▶ Aim of the exercise: Write out all records as given; omit images.

(Collected data entries)
------------------------

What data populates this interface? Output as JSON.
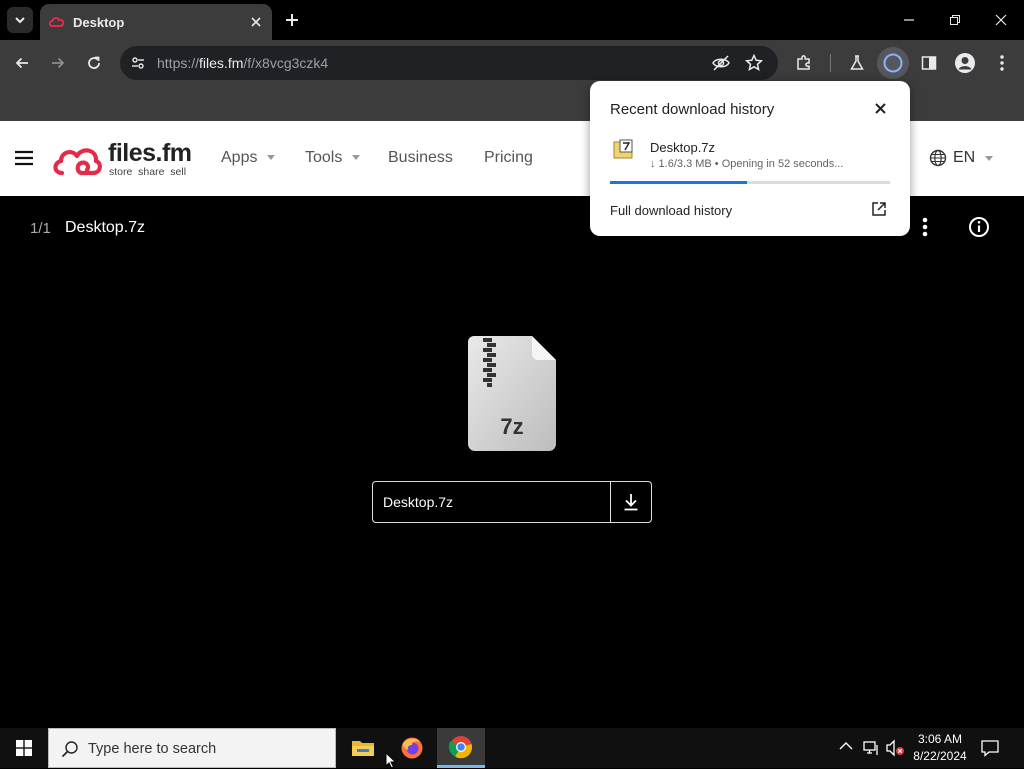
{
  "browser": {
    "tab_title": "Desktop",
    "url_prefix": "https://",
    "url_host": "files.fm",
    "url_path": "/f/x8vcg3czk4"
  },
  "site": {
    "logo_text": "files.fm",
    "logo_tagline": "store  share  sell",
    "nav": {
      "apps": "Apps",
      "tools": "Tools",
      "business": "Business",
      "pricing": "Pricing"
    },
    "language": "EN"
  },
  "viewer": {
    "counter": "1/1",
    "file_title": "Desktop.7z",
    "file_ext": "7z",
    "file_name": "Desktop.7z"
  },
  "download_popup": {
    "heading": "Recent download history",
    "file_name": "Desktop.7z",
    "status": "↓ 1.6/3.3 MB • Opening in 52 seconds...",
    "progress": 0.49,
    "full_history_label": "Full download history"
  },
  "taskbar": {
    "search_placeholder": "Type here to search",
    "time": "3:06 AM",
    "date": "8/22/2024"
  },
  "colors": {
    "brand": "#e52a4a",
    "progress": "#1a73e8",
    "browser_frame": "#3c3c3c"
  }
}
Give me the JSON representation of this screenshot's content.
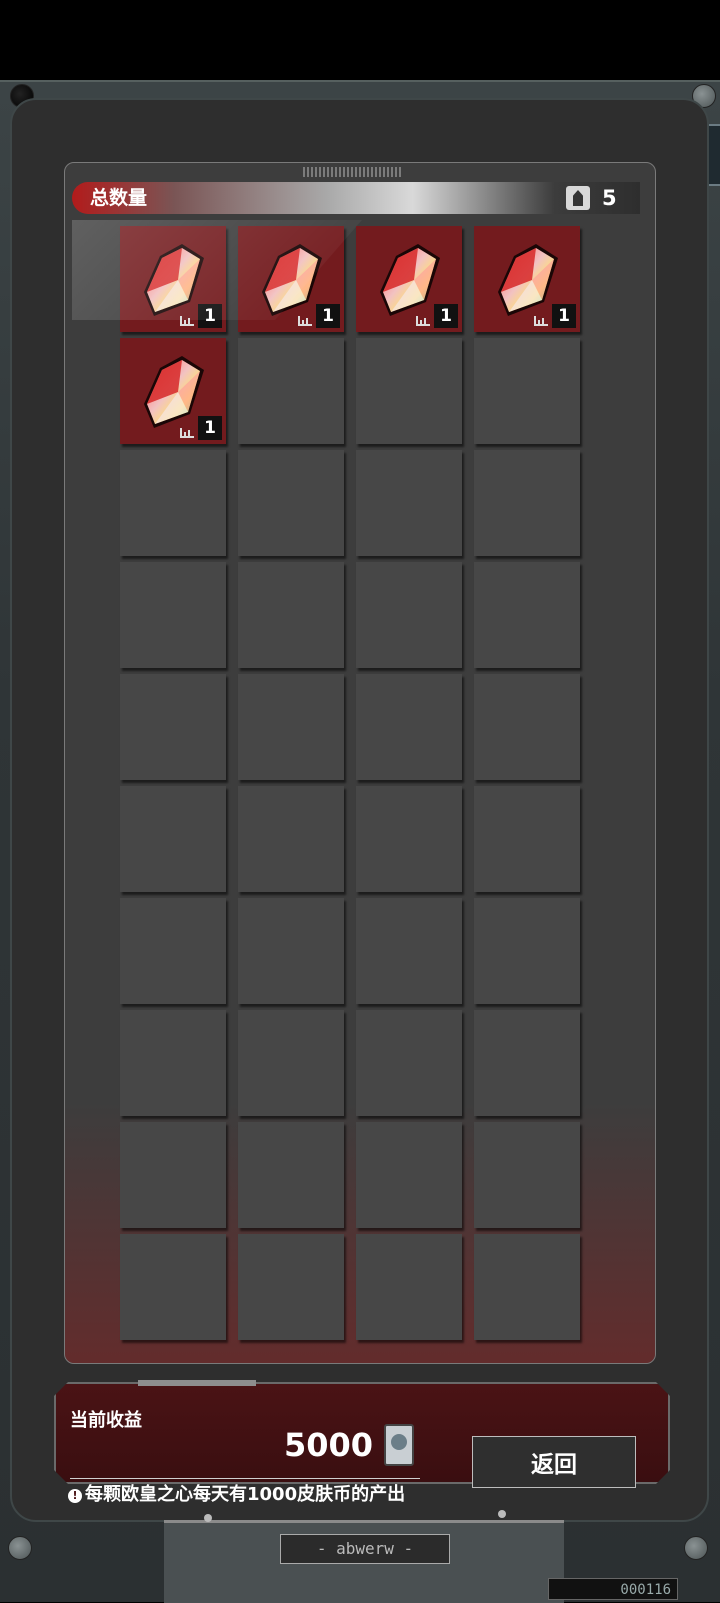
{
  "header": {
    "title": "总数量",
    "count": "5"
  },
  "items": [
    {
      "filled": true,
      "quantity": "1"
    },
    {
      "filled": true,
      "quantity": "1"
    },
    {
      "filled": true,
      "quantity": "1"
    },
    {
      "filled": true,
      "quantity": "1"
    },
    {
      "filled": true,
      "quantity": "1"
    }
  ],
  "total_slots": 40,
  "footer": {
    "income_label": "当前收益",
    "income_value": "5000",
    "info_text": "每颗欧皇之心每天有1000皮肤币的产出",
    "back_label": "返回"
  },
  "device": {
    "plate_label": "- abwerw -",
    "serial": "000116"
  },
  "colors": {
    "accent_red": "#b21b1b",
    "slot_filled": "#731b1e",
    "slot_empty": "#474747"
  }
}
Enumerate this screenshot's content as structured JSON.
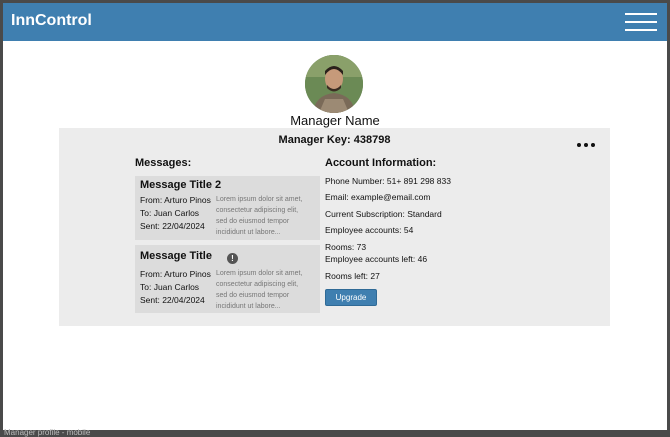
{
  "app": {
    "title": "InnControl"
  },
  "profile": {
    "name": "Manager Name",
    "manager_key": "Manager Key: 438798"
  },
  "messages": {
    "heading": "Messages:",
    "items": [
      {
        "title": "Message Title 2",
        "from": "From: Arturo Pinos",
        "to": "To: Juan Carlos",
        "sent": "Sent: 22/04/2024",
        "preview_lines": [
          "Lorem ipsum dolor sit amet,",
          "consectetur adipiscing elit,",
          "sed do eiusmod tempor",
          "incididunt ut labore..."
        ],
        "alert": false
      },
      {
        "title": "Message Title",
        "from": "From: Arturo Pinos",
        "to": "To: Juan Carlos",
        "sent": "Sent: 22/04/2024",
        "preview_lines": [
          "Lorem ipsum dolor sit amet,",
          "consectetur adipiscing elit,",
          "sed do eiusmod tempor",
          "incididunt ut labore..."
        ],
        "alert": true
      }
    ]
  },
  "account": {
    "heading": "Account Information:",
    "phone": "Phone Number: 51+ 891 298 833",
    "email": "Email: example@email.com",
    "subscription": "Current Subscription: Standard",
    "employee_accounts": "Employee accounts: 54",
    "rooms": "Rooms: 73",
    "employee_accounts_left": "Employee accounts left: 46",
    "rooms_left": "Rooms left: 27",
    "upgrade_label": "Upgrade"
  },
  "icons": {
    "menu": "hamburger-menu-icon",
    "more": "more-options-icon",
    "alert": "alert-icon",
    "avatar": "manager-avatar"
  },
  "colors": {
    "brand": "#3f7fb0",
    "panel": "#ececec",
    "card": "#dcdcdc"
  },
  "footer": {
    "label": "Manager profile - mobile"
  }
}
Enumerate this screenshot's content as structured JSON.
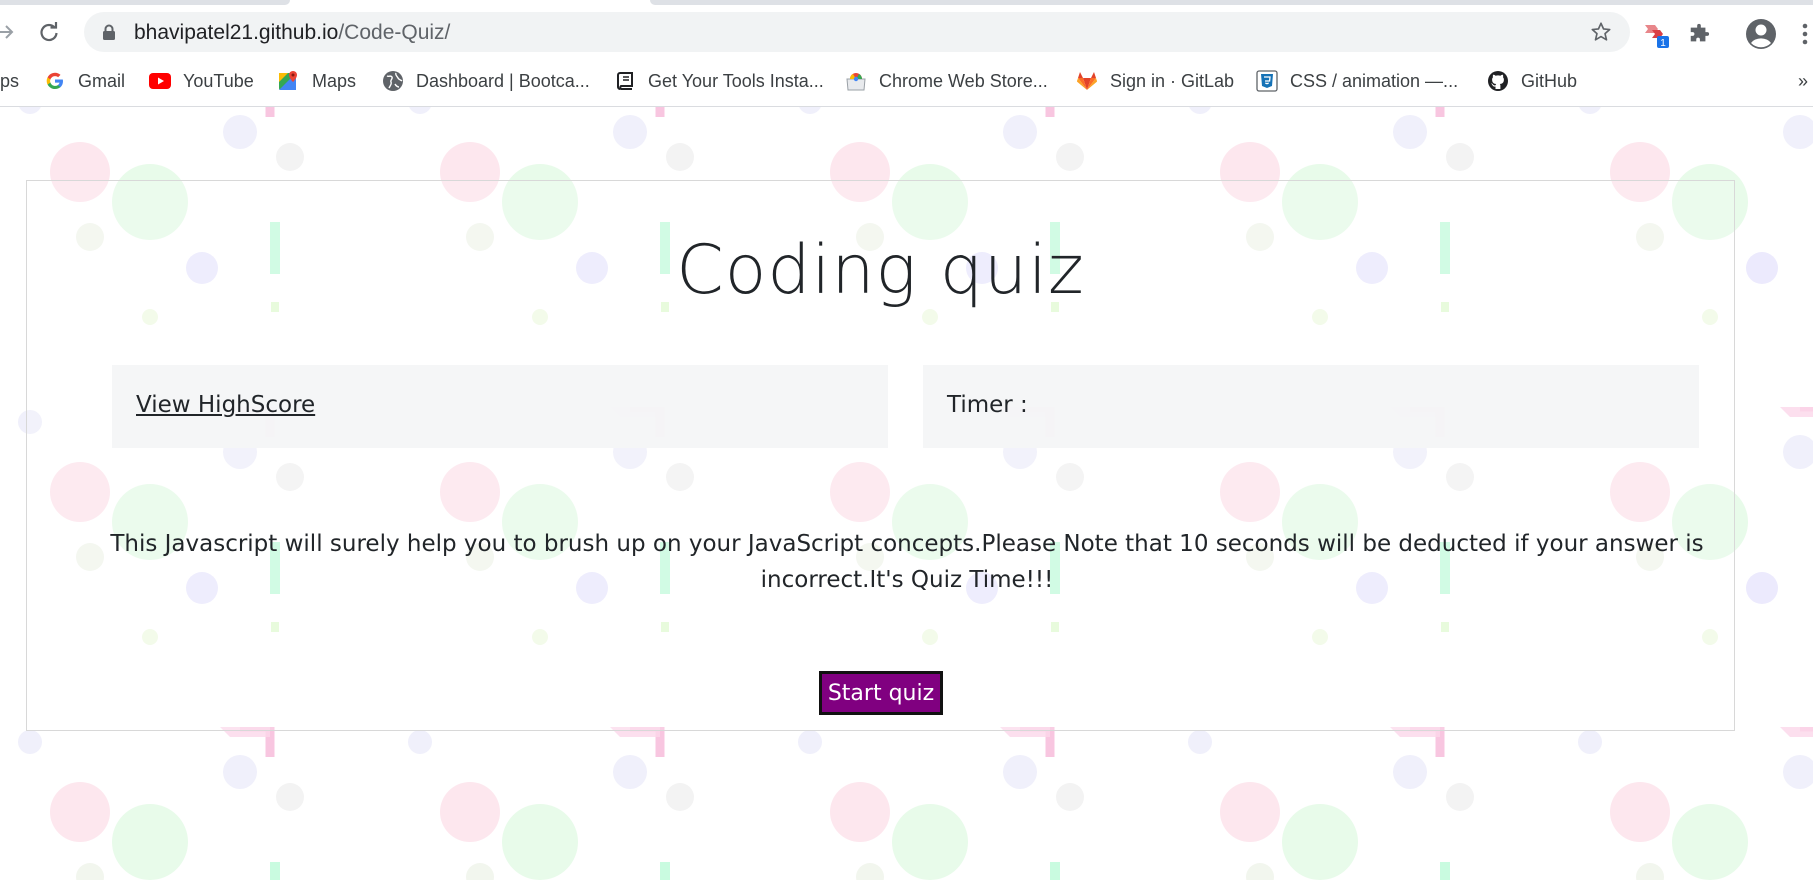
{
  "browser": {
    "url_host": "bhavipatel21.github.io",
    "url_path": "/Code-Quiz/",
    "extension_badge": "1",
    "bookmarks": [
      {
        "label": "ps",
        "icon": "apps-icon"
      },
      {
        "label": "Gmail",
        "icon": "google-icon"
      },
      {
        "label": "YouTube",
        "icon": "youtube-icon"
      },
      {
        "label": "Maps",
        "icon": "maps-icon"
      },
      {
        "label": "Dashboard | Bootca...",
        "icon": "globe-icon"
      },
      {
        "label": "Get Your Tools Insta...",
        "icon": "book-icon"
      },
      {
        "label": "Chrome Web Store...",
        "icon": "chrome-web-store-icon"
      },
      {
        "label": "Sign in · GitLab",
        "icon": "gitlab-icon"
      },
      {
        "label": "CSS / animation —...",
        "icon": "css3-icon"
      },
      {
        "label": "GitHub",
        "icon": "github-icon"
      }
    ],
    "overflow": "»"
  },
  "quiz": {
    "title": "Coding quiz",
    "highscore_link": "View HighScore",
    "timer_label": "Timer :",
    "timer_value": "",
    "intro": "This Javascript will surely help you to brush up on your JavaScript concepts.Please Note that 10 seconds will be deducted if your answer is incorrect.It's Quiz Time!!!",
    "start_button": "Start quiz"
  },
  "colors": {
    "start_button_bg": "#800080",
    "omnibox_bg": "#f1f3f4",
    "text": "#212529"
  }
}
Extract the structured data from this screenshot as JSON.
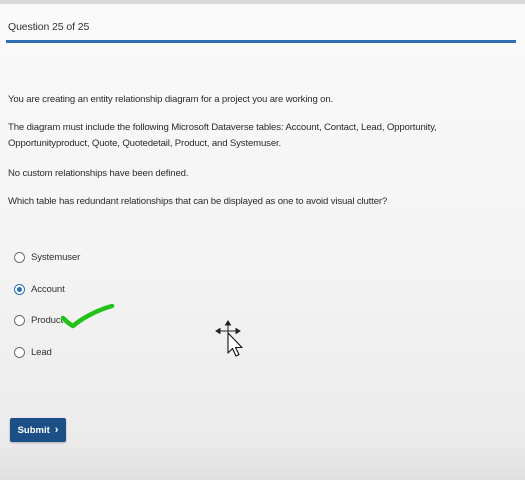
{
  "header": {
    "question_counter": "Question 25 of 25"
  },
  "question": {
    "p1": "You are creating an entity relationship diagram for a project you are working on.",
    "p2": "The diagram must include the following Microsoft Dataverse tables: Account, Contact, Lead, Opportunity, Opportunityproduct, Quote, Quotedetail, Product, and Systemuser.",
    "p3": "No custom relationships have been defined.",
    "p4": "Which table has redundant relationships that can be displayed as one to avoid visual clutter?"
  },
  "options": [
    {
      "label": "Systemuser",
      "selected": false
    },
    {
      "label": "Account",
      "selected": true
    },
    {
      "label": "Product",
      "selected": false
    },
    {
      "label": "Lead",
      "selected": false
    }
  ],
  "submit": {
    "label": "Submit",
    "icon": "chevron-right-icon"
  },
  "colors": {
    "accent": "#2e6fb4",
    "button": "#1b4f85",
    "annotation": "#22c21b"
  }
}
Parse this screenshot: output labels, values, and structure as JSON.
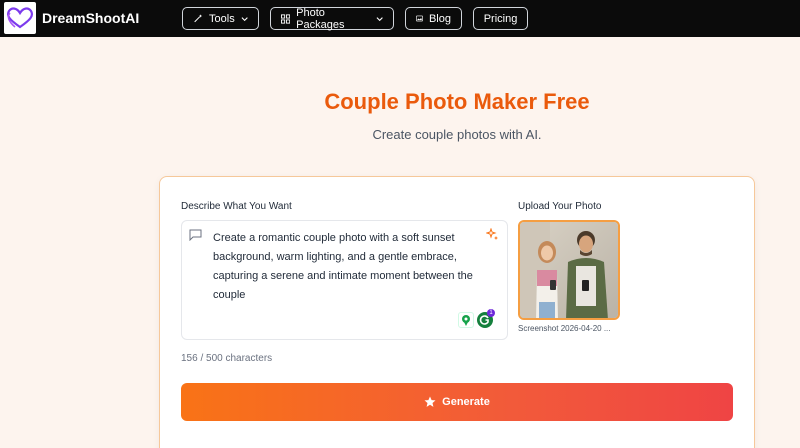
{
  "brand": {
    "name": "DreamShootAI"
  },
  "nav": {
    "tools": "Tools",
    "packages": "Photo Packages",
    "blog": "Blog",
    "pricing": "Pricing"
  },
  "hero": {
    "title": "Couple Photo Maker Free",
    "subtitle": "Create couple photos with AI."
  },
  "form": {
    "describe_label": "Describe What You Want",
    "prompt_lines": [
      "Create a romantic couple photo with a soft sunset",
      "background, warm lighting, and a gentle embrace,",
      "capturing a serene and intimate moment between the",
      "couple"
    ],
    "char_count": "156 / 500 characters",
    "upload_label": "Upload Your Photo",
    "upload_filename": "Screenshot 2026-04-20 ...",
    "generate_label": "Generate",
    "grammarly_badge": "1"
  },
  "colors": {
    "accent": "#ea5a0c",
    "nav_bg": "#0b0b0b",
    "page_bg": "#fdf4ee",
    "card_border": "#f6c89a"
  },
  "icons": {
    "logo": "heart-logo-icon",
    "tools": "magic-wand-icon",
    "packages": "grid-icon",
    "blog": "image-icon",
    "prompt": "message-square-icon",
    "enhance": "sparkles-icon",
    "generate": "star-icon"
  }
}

------------------------

▶ Answer to the problem:
What data populates this interface? Output as JSON.
{
  "browser": {
    "tab_title": "Desktop",
    "url_prefix": "https://",
    "url_host": "files.fm",
    "url_path": "/f/x8vcg3czk4"
  },
  "site": {
    "logo_text": "files.fm",
    "logo_tagline": "store  share  sell",
    "nav": {
      "apps": "Apps",
      "tools": "Tools",
      "business": "Business",
      "pricing": "Pricing"
    },
    "language": "EN"
  },
  "viewer": {
    "counter": "1/1",
    "file_title": "Desktop.7z",
    "file_ext": "7z",
    "file_name": "Desktop.7z"
  },
  "download_popup": {
    "heading": "Recent download history",
    "file_name": "Desktop.7z",
    "status": "↓ 1.6/3.3 MB • Opening in 52 seconds...",
    "progress": 0.49,
    "full_history_label": "Full download history"
  },
  "taskbar": {
    "search_placeholder": "Type here to search",
    "time": "3:06 AM",
    "date": "8/22/2024"
  },
  "colors": {
    "brand": "#e52a4a",
    "progress": "#1a73e8",
    "browser_frame": "#3c3c3c"
  }
}
Give me the JSON representation of this screenshot's content.
{
  "header": {
    "title": "总数量",
    "count": "5"
  },
  "items": [
    {
      "filled": true,
      "quantity": "1"
    },
    {
      "filled": true,
      "quantity": "1"
    },
    {
      "filled": true,
      "quantity": "1"
    },
    {
      "filled": true,
      "quantity": "1"
    },
    {
      "filled": true,
      "quantity": "1"
    }
  ],
  "total_slots": 40,
  "footer": {
    "income_label": "当前收益",
    "income_value": "5000",
    "info_text": "每颗欧皇之心每天有1000皮肤币的产出",
    "back_label": "返回"
  },
  "device": {
    "plate_label": "- abwerw -",
    "serial": "000116"
  },
  "colors": {
    "accent_red": "#b21b1b",
    "slot_filled": "#731b1e",
    "slot_empty": "#474747"
  }
}
Enumerate this screenshot's content as structured JSON.
{
  "app": {
    "title": "InnControl"
  },
  "profile": {
    "name": "Manager Name",
    "manager_key": "Manager Key: 438798"
  },
  "messages": {
    "heading": "Messages:",
    "items": [
      {
        "title": "Message Title 2",
        "from": "From: Arturo Pinos",
        "to": "To: Juan Carlos",
        "sent": "Sent: 22/04/2024",
        "preview_lines": [
          "Lorem ipsum dolor sit amet,",
          "consectetur adipiscing elit,",
          "sed do eiusmod tempor",
          "incididunt ut labore..."
        ],
        "alert": false
      },
      {
        "title": "Message Title",
        "from": "From: Arturo Pinos",
        "to": "To: Juan Carlos",
        "sent": "Sent: 22/04/2024",
        "preview_lines": [
          "Lorem ipsum dolor sit amet,",
          "consectetur adipiscing elit,",
          "sed do eiusmod tempor",
          "incididunt ut labore..."
        ],
        "alert": true
      }
    ]
  },
  "account": {
    "heading": "Account Information:",
    "phone": "Phone Number: 51+ 891 298 833",
    "email": "Email: example@email.com",
    "subscription": "Current Subscription: Standard",
    "employee_accounts": "Employee accounts: 54",
    "rooms": "Rooms: 73",
    "employee_accounts_left": "Employee accounts left: 46",
    "rooms_left": "Rooms left: 27",
    "upgrade_label": "Upgrade"
  },
  "icons": {
    "menu": "hamburger-menu-icon",
    "more": "more-options-icon",
    "alert": "alert-icon",
    "avatar": "manager-avatar"
  },
  "colors": {
    "brand": "#3f7fb0",
    "panel": "#ececec",
    "card": "#dcdcdc"
  },
  "footer": {
    "label": "Manager profile - mobile"
  }
}
Enumerate this screenshot's content as structured JSON.
{
  "browser": {
    "url_host": "bhavipatel21.github.io",
    "url_path": "/Code-Quiz/",
    "extension_badge": "1",
    "bookmarks": [
      {
        "label": "ps",
        "icon": "apps-icon"
      },
      {
        "label": "Gmail",
        "icon": "google-icon"
      },
      {
        "label": "YouTube",
        "icon": "youtube-icon"
      },
      {
        "label": "Maps",
        "icon": "maps-icon"
      },
      {
        "label": "Dashboard | Bootca...",
        "icon": "globe-icon"
      },
      {
        "label": "Get Your Tools Insta...",
        "icon": "book-icon"
      },
      {
        "label": "Chrome Web Store...",
        "icon": "chrome-web-store-icon"
      },
      {
        "label": "Sign in · GitLab",
        "icon": "gitlab-icon"
      },
      {
        "label": "CSS / animation —...",
        "icon": "css3-icon"
      },
      {
        "label": "GitHub",
        "icon": "github-icon"
      }
    ],
    "overflow": "»"
  },
  "quiz": {
    "title": "Coding quiz",
    "highscore_link": "View HighScore",
    "timer_label": "Timer :",
    "timer_value": "",
    "intro": "This Javascript will surely help you to brush up on your JavaScript concepts.Please Note that 10 seconds will be deducted if your answer is incorrect.It's Quiz Time!!!",
    "start_button": "Start quiz"
  },
  "colors": {
    "start_button_bg": "#800080",
    "omnibox_bg": "#f1f3f4",
    "text": "#212529"
  }
}
Extract the structured data from this screenshot as JSON.
{
  "header": {
    "question_counter": "Question 25 of 25"
  },
  "question": {
    "p1": "You are creating an entity relationship diagram for a project you are working on.",
    "p2": "The diagram must include the following Microsoft Dataverse tables: Account, Contact, Lead, Opportunity, Opportunityproduct, Quote, Quotedetail, Product, and Systemuser.",
    "p3": "No custom relationships have been defined.",
    "p4": "Which table has redundant relationships that can be displayed as one to avoid visual clutter?"
  },
  "options": [
    {
      "label": "Systemuser",
      "selected": false
    },
    {
      "label": "Account",
      "selected": true
    },
    {
      "label": "Product",
      "selected": false
    },
    {
      "label": "Lead",
      "selected": false
    }
  ],
  "submit": {
    "label": "Submit",
    "icon": "chevron-right-icon"
  },
  "colors": {
    "accent": "#2e6fb4",
    "button": "#1b4f85",
    "annotation": "#22c21b"
  }
}
Parse this screenshot: output labels, values, and structure as JSON.
{
  "brand": {
    "name": "DreamShootAI"
  },
  "nav": {
    "tools": "Tools",
    "packages": "Photo Packages",
    "blog": "Blog",
    "pricing": "Pricing"
  },
  "hero": {
    "title": "Couple Photo Maker Free",
    "subtitle": "Create couple photos with AI."
  },
  "form": {
    "describe_label": "Describe What You Want",
    "prompt_lines": [
      "Create a romantic couple photo with a soft sunset",
      "background, warm lighting, and a gentle embrace,",
      "capturing a serene and intimate moment between the",
      "couple"
    ],
    "char_count": "156 / 500 characters",
    "upload_label": "Upload Your Photo",
    "upload_filename": "Screenshot 2026-04-20 ...",
    "generate_label": "Generate",
    "grammarly_badge": "1"
  },
  "colors": {
    "accent": "#ea5a0c",
    "nav_bg": "#0b0b0b",
    "page_bg": "#fdf4ee",
    "card_border": "#f6c89a"
  },
  "icons": {
    "logo": "heart-logo-icon",
    "tools": "magic-wand-icon",
    "packages": "grid-icon",
    "blog": "image-icon",
    "prompt": "message-square-icon",
    "enhance": "sparkles-icon",
    "generate": "star-icon"
  }
}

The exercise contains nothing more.